::: Data listing

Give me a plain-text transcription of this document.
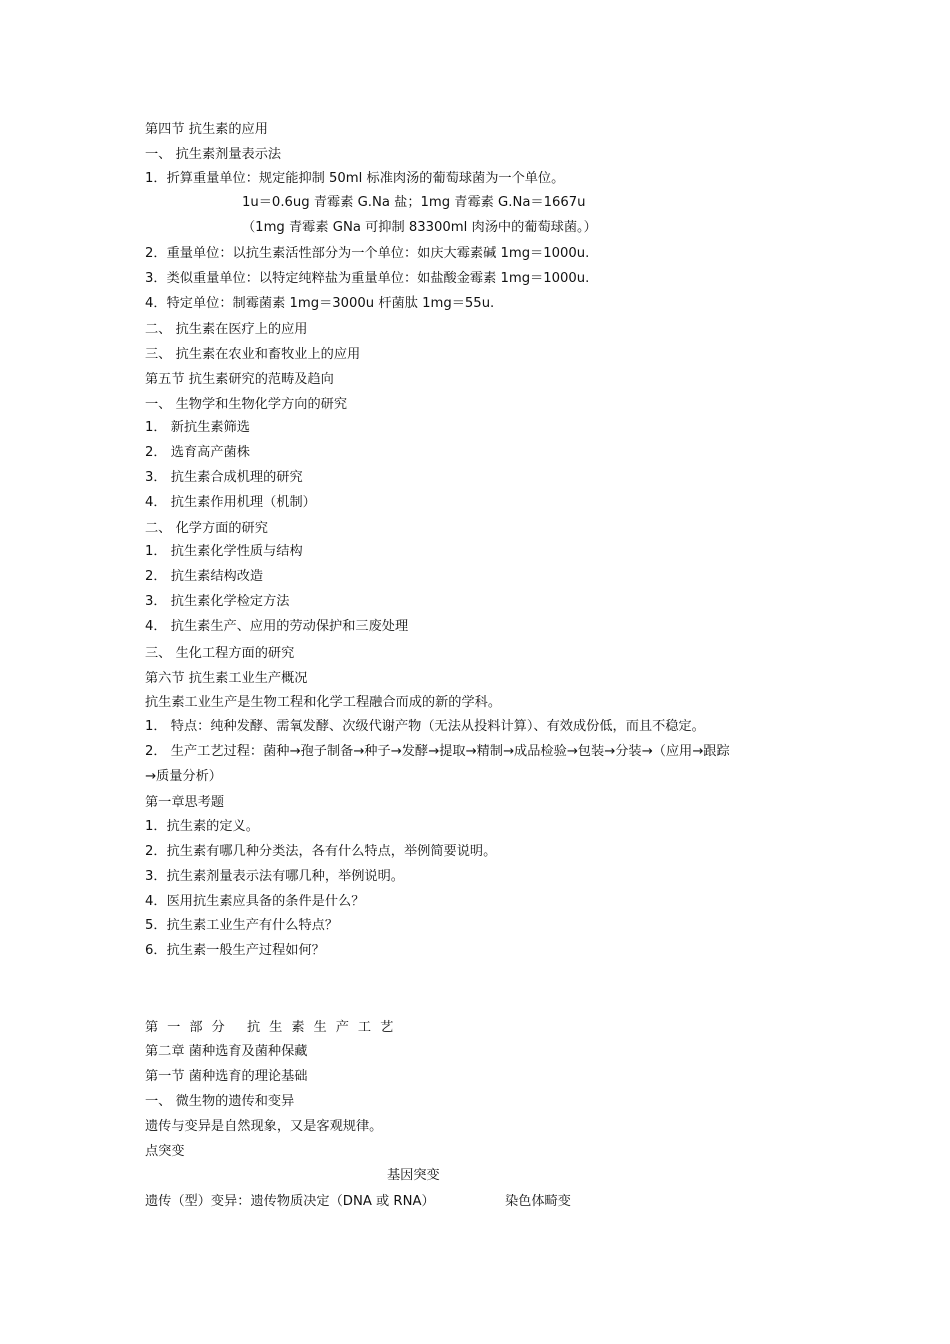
第四节 抗生素的应用
一、 抗生素剂量表示法
1．折算重量单位：规定能抑制 50ml 标准肉汤的葡萄球菌为一个单位。
1u＝0.6ug 青霉素 G.Na 盐；1mg 青霉素 G.Na＝1667u
（1mg 青霉素 GNa 可抑制 83300ml 肉汤中的葡萄球菌。）
2．重量单位：以抗生素活性部分为一个单位：如庆大霉素碱 1mg＝1000u.
3．类似重量单位：以特定纯粹盐为重量单位：如盐酸金霉素 1mg＝1000u.
4．特定单位：制霉菌素 1mg＝3000u 杆菌肽 1mg＝55u.
二、 抗生素在医疗上的应用
三、 抗生素在农业和畜牧业上的应用
第五节 抗生素研究的范畴及趋向
一、 生物学和生物化学方向的研究
1． 新抗生素筛选
2． 选育高产菌株
3． 抗生素合成机理的研究
4． 抗生素作用机理（机制）
二、 化学方面的研究
1． 抗生素化学性质与结构
2． 抗生素结构改造
3． 抗生素化学检定方法
4． 抗生素生产、应用的劳动保护和三废处理
三、 生化工程方面的研究
第六节 抗生素工业生产概况
抗生素工业生产是生物工程和化学工程融合而成的新的学科。
1． 特点：纯种发酵、需氧发酵、次级代谢产物（无法从投料计算）、有效成份低，而且不稳定。
2． 生产工艺过程：菌种→孢子制备→种子→发酵→提取→精制→成品检验→包装→分装→（应用→跟踪
→质量分析）
第一章思考题
1．抗生素的定义。
2．抗生素有哪几种分类法，各有什么特点，举例简要说明。
3．抗生素剂量表示法有哪几种，举例说明。
4．医用抗生素应具备的条件是什么？
5．抗生素工业生产有什么特点？
6．抗生素一般生产过程如何？
第一部分 抗生素生产工艺
第二章 菌种选育及菌种保藏
第一节 菌种选育的理论基础
一、 微生物的遗传和变异
遗传与变异是自然现象，又是客观规律。
点突变
基因突变
遗传（型）变异：遗传物质决定（DNA 或 RNA）	染色体畸变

::::::

Task objective | Make an exact copy of the records shown above, without the pictures.

Full response |
Give me a plain-text transcription of this document.
第四节 抗生素的应用
一、 抗生素剂量表示法
1．折算重量单位：规定能抑制 50ml 标准肉汤的葡萄球菌为一个单位。
1u＝0.6ug 青霉素 G.Na 盐；1mg 青霉素 G.Na＝1667u
（1mg 青霉素 GNa 可抑制 83300ml 肉汤中的葡萄球菌。）
2．重量单位：以抗生素活性部分为一个单位：如庆大霉素碱 1mg＝1000u.
3．类似重量单位：以特定纯粹盐为重量单位：如盐酸金霉素 1mg＝1000u.
4．特定单位：制霉菌素 1mg＝3000u 杆菌肽 1mg＝55u.
二、 抗生素在医疗上的应用
三、 抗生素在农业和畜牧业上的应用
第五节 抗生素研究的范畴及趋向
一、 生物学和生物化学方向的研究
1． 新抗生素筛选
2． 选育高产菌株
3． 抗生素合成机理的研究
4． 抗生素作用机理（机制）
二、 化学方面的研究
1． 抗生素化学性质与结构
2． 抗生素结构改造
3． 抗生素化学检定方法
4． 抗生素生产、应用的劳动保护和三废处理
三、 生化工程方面的研究
第六节 抗生素工业生产概况
抗生素工业生产是生物工程和化学工程融合而成的新的学科。
1． 特点：纯种发酵、需氧发酵、次级代谢产物（无法从投料计算）、有效成份低，而且不稳定。
2． 生产工艺过程：菌种→孢子制备→种子→发酵→提取→精制→成品检验→包装→分装→（应用→跟踪
→质量分析）
第一章思考题
1．抗生素的定义。
2．抗生素有哪几种分类法，各有什么特点，举例简要说明。
3．抗生素剂量表示法有哪几种，举例说明。
4．医用抗生素应具备的条件是什么？
5．抗生素工业生产有什么特点？
6．抗生素一般生产过程如何？
第一部分 抗生素生产工艺
第二章 菌种选育及菌种保藏
第一节 菌种选育的理论基础
一、 微生物的遗传和变异
遗传与变异是自然现象，又是客观规律。
点突变
基因突变
遗传（型）变异：遗传物质决定（DNA 或 RNA）	染色体畸变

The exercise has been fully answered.